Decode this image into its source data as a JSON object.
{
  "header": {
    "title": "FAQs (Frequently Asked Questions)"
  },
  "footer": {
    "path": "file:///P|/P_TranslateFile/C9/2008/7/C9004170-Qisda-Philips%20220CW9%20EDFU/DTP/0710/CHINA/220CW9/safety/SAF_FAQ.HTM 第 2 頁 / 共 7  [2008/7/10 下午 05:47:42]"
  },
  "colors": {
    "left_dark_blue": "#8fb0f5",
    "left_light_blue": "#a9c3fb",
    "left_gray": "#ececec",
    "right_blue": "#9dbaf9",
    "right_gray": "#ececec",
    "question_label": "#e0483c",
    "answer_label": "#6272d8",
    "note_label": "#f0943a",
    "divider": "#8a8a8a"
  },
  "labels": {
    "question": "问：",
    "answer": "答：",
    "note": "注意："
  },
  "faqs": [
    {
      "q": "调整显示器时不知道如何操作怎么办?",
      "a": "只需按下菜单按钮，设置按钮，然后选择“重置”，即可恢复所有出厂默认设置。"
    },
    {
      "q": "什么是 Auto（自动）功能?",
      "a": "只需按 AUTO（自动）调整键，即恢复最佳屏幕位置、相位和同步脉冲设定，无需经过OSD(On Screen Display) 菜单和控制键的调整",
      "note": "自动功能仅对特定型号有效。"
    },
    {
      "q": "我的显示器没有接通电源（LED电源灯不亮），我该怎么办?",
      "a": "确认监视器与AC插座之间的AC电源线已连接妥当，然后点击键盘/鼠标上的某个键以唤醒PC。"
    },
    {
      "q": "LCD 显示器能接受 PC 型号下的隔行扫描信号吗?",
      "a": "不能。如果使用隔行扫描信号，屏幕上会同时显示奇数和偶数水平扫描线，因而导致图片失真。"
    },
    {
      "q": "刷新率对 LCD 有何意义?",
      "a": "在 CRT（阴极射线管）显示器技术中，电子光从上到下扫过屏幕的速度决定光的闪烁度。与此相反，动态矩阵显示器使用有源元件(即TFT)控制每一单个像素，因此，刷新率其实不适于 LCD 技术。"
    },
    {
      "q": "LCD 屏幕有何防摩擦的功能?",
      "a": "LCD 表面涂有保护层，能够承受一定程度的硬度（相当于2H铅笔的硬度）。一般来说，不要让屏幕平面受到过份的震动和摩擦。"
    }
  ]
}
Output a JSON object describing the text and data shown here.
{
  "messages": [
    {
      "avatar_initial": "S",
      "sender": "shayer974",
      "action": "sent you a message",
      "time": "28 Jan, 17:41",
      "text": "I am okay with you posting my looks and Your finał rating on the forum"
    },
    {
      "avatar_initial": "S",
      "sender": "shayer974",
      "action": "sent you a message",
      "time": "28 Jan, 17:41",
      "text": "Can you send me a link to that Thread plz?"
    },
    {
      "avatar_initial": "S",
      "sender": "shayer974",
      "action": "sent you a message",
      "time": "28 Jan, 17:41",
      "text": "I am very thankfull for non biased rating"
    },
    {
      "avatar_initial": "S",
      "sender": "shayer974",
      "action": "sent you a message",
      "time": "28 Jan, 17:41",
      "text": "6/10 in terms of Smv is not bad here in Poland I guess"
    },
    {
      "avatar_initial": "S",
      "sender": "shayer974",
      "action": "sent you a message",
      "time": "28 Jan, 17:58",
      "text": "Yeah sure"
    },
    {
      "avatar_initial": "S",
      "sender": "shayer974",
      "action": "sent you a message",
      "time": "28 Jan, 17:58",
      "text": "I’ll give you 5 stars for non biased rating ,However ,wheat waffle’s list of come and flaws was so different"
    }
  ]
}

- Task objective -
Give back exactly the lines from the line containing "Output a JSON" to the end of the entries, and no other lines.

- Result below -
Output a JSON object describing the text and data shown here.
{
  "messages": [
    {
      "avatar_initial": "S",
      "sender": "shayer974",
      "action": "sent you a message",
      "time": "28 Jan, 17:41",
      "text": "I am okay with you posting my looks and Your finał rating on the forum"
    },
    {
      "avatar_initial": "S",
      "sender": "shayer974",
      "action": "sent you a message",
      "time": "28 Jan, 17:41",
      "text": "Can you send me a link to that Thread plz?"
    },
    {
      "avatar_initial": "S",
      "sender": "shayer974",
      "action": "sent you a message",
      "time": "28 Jan, 17:41",
      "text": "I am very thankfull for non biased rating"
    },
    {
      "avatar_initial": "S",
      "sender": "shayer974",
      "action": "sent you a message",
      "time": "28 Jan, 17:41",
      "text": "6/10 in terms of Smv is not bad here in Poland I guess"
    },
    {
      "avatar_initial": "S",
      "sender": "shayer974",
      "action": "sent you a message",
      "time": "28 Jan, 17:58",
      "text": "Yeah sure"
    },
    {
      "avatar_initial": "S",
      "sender": "shayer974",
      "action": "sent you a message",
      "time": "28 Jan, 17:58",
      "text": "I’ll give you 5 stars for non biased rating ,However ,wheat waffle’s list of come and flaws was so different"
    }
  ]
}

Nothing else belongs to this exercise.